Job
Note how many lines include the word "promote", and give that number by itself.

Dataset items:
::::::::::
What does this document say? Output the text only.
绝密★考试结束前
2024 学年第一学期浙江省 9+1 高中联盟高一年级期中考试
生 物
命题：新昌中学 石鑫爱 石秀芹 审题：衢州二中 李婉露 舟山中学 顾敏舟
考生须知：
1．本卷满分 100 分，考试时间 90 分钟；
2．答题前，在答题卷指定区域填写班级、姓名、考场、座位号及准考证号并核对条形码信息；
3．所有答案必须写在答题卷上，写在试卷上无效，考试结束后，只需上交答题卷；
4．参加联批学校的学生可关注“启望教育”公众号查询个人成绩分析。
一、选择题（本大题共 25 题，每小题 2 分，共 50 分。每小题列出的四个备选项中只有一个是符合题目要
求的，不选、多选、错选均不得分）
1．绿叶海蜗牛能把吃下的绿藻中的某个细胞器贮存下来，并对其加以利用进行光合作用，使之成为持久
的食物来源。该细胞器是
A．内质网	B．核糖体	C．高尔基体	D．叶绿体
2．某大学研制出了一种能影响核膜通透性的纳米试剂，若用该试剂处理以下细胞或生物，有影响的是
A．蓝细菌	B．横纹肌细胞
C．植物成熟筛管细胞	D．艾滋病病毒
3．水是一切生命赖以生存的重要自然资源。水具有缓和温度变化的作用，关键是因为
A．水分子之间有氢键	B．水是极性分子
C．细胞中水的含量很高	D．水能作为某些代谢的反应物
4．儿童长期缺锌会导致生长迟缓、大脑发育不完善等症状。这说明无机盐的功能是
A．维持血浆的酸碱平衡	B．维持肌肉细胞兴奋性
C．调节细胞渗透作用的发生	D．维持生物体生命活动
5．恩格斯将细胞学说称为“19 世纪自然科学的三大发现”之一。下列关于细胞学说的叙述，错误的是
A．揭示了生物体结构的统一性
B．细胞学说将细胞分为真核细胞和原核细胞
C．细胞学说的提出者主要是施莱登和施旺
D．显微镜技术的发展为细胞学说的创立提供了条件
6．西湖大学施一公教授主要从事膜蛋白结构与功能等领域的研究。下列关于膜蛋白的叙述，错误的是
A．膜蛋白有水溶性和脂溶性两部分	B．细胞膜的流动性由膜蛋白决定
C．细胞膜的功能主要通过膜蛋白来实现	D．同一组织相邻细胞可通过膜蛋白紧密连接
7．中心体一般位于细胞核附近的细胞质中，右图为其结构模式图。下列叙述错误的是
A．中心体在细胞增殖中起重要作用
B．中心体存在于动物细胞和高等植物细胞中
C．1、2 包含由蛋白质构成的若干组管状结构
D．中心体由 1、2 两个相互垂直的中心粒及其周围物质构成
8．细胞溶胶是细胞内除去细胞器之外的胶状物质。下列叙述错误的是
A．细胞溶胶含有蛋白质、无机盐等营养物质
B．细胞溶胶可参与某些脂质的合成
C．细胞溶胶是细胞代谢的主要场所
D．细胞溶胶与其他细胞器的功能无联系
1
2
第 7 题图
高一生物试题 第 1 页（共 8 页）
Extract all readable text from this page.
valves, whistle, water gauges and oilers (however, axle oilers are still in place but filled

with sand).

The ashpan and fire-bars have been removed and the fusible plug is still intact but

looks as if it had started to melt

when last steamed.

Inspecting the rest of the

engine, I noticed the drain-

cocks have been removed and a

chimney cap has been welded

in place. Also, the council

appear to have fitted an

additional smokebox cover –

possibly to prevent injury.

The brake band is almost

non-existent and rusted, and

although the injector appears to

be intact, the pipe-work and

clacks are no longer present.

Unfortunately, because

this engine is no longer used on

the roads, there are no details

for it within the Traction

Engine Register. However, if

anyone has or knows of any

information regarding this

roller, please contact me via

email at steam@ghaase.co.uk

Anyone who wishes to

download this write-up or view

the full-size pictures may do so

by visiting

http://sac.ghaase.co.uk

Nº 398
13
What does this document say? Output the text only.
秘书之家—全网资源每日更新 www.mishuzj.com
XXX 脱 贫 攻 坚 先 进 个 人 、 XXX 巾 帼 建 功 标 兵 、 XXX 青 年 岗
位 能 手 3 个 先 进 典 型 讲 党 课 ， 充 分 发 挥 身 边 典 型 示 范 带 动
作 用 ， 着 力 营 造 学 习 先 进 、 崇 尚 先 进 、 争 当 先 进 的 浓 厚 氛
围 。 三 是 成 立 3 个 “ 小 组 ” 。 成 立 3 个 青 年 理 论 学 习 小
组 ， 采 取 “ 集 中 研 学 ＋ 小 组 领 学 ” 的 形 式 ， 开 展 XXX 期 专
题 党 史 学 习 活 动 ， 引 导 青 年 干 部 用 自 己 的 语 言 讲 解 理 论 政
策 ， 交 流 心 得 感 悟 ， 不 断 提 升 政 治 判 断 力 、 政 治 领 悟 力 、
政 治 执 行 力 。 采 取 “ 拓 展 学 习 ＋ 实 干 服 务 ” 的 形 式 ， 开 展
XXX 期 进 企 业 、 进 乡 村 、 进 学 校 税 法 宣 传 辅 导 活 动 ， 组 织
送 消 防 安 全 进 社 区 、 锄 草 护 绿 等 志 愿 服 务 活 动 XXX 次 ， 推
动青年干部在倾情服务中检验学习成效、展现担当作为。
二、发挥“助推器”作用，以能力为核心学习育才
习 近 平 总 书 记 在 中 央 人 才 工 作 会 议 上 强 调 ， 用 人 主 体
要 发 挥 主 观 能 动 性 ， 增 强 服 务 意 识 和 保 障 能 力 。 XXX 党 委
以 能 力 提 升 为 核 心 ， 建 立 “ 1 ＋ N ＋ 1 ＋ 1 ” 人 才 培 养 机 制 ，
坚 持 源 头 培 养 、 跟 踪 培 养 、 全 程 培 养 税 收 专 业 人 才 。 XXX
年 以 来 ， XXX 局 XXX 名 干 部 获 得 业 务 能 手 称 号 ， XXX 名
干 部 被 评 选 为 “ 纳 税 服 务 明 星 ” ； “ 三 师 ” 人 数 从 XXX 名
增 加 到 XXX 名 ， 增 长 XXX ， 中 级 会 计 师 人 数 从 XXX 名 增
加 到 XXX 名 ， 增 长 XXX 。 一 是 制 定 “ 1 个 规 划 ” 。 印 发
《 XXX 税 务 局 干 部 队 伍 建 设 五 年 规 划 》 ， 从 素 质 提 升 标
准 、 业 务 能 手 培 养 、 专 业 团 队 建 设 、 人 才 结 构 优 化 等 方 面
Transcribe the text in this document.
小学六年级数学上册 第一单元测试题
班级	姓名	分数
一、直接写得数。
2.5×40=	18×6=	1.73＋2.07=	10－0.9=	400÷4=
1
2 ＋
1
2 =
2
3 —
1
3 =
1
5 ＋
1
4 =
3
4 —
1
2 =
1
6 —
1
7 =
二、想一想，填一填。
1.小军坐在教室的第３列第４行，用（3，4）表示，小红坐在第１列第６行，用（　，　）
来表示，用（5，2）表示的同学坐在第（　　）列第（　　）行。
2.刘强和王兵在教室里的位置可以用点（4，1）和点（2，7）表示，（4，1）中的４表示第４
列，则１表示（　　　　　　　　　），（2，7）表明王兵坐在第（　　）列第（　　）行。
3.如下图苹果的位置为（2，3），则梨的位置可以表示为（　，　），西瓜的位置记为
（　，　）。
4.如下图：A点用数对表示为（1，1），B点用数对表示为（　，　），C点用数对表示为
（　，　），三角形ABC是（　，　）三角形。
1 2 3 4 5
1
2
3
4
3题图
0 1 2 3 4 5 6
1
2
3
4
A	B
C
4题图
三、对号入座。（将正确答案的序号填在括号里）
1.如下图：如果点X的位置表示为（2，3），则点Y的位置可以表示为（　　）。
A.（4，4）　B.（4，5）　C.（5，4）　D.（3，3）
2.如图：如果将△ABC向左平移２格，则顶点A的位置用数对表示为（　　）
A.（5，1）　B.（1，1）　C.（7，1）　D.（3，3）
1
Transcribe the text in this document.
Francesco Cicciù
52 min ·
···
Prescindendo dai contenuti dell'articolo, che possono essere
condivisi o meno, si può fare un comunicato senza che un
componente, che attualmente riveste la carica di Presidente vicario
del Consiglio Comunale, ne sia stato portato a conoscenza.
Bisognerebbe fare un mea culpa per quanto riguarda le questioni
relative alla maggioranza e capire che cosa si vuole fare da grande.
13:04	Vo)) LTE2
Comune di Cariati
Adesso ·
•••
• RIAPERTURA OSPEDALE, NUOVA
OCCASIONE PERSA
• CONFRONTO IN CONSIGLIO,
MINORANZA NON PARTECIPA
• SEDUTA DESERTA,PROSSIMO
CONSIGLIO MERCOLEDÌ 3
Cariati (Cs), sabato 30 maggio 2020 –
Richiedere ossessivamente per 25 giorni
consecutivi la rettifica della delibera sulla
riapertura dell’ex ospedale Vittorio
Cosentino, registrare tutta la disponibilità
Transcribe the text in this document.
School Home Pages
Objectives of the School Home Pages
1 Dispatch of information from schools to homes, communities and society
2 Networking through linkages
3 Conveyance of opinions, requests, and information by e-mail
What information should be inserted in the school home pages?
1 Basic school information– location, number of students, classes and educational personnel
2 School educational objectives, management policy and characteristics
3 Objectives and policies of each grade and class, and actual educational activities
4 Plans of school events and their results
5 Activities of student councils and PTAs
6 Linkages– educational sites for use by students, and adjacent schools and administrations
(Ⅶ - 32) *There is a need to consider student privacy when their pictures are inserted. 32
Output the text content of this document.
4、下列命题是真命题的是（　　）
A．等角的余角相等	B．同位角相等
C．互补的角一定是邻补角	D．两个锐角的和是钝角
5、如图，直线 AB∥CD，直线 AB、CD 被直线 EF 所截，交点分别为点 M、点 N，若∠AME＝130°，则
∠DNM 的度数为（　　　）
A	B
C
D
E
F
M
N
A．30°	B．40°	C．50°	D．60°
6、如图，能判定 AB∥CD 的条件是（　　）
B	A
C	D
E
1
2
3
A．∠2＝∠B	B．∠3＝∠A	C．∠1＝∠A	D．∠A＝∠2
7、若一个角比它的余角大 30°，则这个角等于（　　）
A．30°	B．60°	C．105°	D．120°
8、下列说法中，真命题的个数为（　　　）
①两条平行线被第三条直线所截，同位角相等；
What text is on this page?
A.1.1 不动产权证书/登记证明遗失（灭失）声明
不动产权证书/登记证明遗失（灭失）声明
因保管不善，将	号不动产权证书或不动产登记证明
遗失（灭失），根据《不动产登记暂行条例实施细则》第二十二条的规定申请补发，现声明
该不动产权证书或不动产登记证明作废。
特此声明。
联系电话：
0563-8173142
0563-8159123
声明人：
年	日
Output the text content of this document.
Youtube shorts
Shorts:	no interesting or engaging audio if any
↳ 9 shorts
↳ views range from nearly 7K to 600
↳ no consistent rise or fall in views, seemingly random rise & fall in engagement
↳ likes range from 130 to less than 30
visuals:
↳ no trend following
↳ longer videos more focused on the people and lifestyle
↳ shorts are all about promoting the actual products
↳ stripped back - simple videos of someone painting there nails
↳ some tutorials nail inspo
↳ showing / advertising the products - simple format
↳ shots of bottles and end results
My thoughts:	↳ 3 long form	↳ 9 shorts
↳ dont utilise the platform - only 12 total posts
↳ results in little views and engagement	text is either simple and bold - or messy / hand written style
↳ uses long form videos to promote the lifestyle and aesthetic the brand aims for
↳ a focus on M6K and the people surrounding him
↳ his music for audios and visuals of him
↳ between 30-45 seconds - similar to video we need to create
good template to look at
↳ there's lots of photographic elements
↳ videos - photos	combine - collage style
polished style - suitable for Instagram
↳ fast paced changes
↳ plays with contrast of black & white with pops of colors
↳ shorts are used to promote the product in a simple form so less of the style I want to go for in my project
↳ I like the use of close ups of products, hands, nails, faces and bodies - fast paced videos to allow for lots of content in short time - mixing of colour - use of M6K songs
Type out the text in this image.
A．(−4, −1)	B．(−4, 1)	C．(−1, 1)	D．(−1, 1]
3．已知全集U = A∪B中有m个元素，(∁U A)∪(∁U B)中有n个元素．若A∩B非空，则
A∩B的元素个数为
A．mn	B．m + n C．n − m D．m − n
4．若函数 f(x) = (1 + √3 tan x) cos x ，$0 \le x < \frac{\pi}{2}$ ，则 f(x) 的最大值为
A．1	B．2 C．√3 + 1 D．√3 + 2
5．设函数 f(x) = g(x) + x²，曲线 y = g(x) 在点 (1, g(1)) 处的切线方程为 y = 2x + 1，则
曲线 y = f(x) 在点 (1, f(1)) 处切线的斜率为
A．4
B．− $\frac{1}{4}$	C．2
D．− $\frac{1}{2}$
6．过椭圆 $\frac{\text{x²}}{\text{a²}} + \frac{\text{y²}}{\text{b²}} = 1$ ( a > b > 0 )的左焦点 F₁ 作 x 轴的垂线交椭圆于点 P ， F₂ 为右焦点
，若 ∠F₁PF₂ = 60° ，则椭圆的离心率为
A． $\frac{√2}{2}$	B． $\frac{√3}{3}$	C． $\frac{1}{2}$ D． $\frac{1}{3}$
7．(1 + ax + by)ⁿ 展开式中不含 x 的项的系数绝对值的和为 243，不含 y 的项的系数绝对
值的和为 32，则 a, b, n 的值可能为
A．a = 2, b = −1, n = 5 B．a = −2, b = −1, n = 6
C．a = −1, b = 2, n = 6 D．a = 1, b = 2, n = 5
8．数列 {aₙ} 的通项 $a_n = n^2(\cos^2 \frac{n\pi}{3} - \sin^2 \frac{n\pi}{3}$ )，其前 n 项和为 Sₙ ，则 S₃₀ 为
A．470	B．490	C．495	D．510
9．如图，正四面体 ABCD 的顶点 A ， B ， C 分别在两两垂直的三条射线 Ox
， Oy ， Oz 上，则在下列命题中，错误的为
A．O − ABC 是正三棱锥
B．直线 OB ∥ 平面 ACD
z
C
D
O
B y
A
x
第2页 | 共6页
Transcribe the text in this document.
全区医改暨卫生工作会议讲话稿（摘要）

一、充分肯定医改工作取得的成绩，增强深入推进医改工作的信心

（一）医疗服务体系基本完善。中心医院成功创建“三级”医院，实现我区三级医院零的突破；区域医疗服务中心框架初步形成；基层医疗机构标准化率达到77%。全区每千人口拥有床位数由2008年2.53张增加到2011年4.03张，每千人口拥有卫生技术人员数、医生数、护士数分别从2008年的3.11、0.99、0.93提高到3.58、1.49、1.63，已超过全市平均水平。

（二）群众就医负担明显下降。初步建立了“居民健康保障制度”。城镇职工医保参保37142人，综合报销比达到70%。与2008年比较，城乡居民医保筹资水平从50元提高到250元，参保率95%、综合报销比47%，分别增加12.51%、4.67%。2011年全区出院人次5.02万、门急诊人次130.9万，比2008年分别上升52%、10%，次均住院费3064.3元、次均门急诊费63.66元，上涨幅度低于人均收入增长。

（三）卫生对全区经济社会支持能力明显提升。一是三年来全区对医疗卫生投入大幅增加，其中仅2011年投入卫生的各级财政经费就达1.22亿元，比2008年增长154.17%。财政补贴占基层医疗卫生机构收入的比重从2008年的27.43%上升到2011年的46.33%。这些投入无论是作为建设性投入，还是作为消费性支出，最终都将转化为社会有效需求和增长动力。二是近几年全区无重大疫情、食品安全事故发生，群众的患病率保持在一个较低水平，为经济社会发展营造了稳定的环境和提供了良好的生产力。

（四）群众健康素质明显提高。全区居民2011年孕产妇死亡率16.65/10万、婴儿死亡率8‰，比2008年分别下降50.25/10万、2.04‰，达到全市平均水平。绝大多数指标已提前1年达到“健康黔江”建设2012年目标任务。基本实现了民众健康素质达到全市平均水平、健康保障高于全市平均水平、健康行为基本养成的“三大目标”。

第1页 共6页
::::::::::
Answer in full
2